Copy the lines that follow, keeping every character the same.

┌────────

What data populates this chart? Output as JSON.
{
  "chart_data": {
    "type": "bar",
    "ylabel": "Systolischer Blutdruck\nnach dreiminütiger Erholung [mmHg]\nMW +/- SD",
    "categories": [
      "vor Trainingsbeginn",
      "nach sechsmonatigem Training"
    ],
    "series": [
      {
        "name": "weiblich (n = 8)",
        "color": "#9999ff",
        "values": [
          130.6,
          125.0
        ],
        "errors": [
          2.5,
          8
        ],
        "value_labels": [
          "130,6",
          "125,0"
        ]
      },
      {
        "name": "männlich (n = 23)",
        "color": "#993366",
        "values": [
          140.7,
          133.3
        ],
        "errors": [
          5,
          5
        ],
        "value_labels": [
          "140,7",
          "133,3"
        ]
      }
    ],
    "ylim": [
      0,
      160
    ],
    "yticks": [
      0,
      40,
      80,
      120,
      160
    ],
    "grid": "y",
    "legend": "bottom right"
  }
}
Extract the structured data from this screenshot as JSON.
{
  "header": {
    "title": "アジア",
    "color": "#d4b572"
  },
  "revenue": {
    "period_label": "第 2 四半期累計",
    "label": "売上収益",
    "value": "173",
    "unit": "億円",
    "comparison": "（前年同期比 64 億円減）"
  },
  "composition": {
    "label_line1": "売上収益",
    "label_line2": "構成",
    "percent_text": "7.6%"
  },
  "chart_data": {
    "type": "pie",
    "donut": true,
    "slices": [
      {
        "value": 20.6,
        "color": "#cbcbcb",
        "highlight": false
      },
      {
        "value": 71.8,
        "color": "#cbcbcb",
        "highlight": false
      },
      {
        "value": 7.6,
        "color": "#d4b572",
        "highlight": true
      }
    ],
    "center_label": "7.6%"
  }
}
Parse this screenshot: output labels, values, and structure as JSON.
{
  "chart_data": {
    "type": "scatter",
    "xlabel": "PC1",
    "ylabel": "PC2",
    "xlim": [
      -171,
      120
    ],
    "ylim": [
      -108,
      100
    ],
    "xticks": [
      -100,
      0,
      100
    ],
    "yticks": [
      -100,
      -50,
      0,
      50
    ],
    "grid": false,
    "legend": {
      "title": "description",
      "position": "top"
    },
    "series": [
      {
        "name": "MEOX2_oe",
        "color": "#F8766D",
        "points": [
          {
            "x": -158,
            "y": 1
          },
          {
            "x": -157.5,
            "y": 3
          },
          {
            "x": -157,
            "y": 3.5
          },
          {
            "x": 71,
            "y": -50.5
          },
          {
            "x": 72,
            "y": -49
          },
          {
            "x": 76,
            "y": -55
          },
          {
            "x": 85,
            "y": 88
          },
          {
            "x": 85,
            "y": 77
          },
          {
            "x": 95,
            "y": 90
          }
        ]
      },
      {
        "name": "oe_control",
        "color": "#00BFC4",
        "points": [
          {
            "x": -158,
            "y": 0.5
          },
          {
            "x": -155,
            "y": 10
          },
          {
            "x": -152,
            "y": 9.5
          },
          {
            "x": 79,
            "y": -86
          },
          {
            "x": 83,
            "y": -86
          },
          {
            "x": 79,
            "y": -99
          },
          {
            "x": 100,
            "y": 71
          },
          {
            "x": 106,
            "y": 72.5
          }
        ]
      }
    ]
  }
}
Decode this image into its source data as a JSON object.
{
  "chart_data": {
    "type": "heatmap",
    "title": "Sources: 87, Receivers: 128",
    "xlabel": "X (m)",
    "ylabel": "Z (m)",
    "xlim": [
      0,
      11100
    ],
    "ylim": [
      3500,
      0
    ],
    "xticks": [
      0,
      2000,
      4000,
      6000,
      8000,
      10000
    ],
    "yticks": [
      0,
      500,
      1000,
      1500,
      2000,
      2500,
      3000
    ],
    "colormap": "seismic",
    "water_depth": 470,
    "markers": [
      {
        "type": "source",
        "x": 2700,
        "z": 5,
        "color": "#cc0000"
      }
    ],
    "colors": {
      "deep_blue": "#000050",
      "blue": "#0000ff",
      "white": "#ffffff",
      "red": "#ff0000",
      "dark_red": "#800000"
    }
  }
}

└────────

Result of this exercise
What data populates this chart? Output as JSON.
{
  "chart_data": {
    "type": "bar",
    "ylabel": "Systolischer Blutdruck\nnach dreiminütiger Erholung [mmHg]\nMW +/- SD",
    "categories": [
      "vor Trainingsbeginn",
      "nach sechsmonatigem Training"
    ],
    "series": [
      {
        "name": "weiblich (n = 8)",
        "color": "#9999ff",
        "values": [
          130.6,
          125.0
        ],
        "errors": [
          2.5,
          8
        ],
        "value_labels": [
          "130,6",
          "125,0"
        ]
      },
      {
        "name": "männlich (n = 23)",
        "color": "#993366",
        "values": [
          140.7,
          133.3
        ],
        "errors": [
          5,
          5
        ],
        "value_labels": [
          "140,7",
          "133,3"
        ]
      }
    ],
    "ylim": [
      0,
      160
    ],
    "yticks": [
      0,
      40,
      80,
      120,
      160
    ],
    "grid": "y",
    "legend": "bottom right"
  }
}
Extract the structured data from this screenshot as JSON.
{
  "header": {
    "title": "アジア",
    "color": "#d4b572"
  },
  "revenue": {
    "period_label": "第 2 四半期累計",
    "label": "売上収益",
    "value": "173",
    "unit": "億円",
    "comparison": "（前年同期比 64 億円減）"
  },
  "composition": {
    "label_line1": "売上収益",
    "label_line2": "構成",
    "percent_text": "7.6%"
  },
  "chart_data": {
    "type": "pie",
    "donut": true,
    "slices": [
      {
        "value": 20.6,
        "color": "#cbcbcb",
        "highlight": false
      },
      {
        "value": 71.8,
        "color": "#cbcbcb",
        "highlight": false
      },
      {
        "value": 7.6,
        "color": "#d4b572",
        "highlight": true
      }
    ],
    "center_label": "7.6%"
  }
}
Parse this screenshot: output labels, values, and structure as JSON.
{
  "chart_data": {
    "type": "scatter",
    "xlabel": "PC1",
    "ylabel": "PC2",
    "xlim": [
      -171,
      120
    ],
    "ylim": [
      -108,
      100
    ],
    "xticks": [
      -100,
      0,
      100
    ],
    "yticks": [
      -100,
      -50,
      0,
      50
    ],
    "grid": false,
    "legend": {
      "title": "description",
      "position": "top"
    },
    "series": [
      {
        "name": "MEOX2_oe",
        "color": "#F8766D",
        "points": [
          {
            "x": -158,
            "y": 1
          },
          {
            "x": -157.5,
            "y": 3
          },
          {
            "x": -157,
            "y": 3.5
          },
          {
            "x": 71,
            "y": -50.5
          },
          {
            "x": 72,
            "y": -49
          },
          {
            "x": 76,
            "y": -55
          },
          {
            "x": 85,
            "y": 88
          },
          {
            "x": 85,
            "y": 77
          },
          {
            "x": 95,
            "y": 90
          }
        ]
      },
      {
        "name": "oe_control",
        "color": "#00BFC4",
        "points": [
          {
            "x": -158,
            "y": 0.5
          },
          {
            "x": -155,
            "y": 10
          },
          {
            "x": -152,
            "y": 9.5
          },
          {
            "x": 79,
            "y": -86
          },
          {
            "x": 83,
            "y": -86
          },
          {
            "x": 79,
            "y": -99
          },
          {
            "x": 100,
            "y": 71
          },
          {
            "x": 106,
            "y": 72.5
          }
        ]
      }
    ]
  }
}
Decode this image into its source data as a JSON object.
{
  "chart_data": {
    "type": "heatmap",
    "title": "Sources: 87, Receivers: 128",
    "xlabel": "X (m)",
    "ylabel": "Z (m)",
    "xlim": [
      0,
      11100
    ],
    "ylim": [
      3500,
      0
    ],
    "xticks": [
      0,
      2000,
      4000,
      6000,
      8000,
      10000
    ],
    "yticks": [
      0,
      500,
      1000,
      1500,
      2000,
      2500,
      3000
    ],
    "colormap": "seismic",
    "water_depth": 470,
    "markers": [
      {
        "type": "source",
        "x": 2700,
        "z": 5,
        "color": "#cc0000"
      }
    ],
    "colors": {
      "deep_blue": "#000050",
      "blue": "#0000ff",
      "white": "#ffffff",
      "red": "#ff0000",
      "dark_red": "#800000"
    }
  }
}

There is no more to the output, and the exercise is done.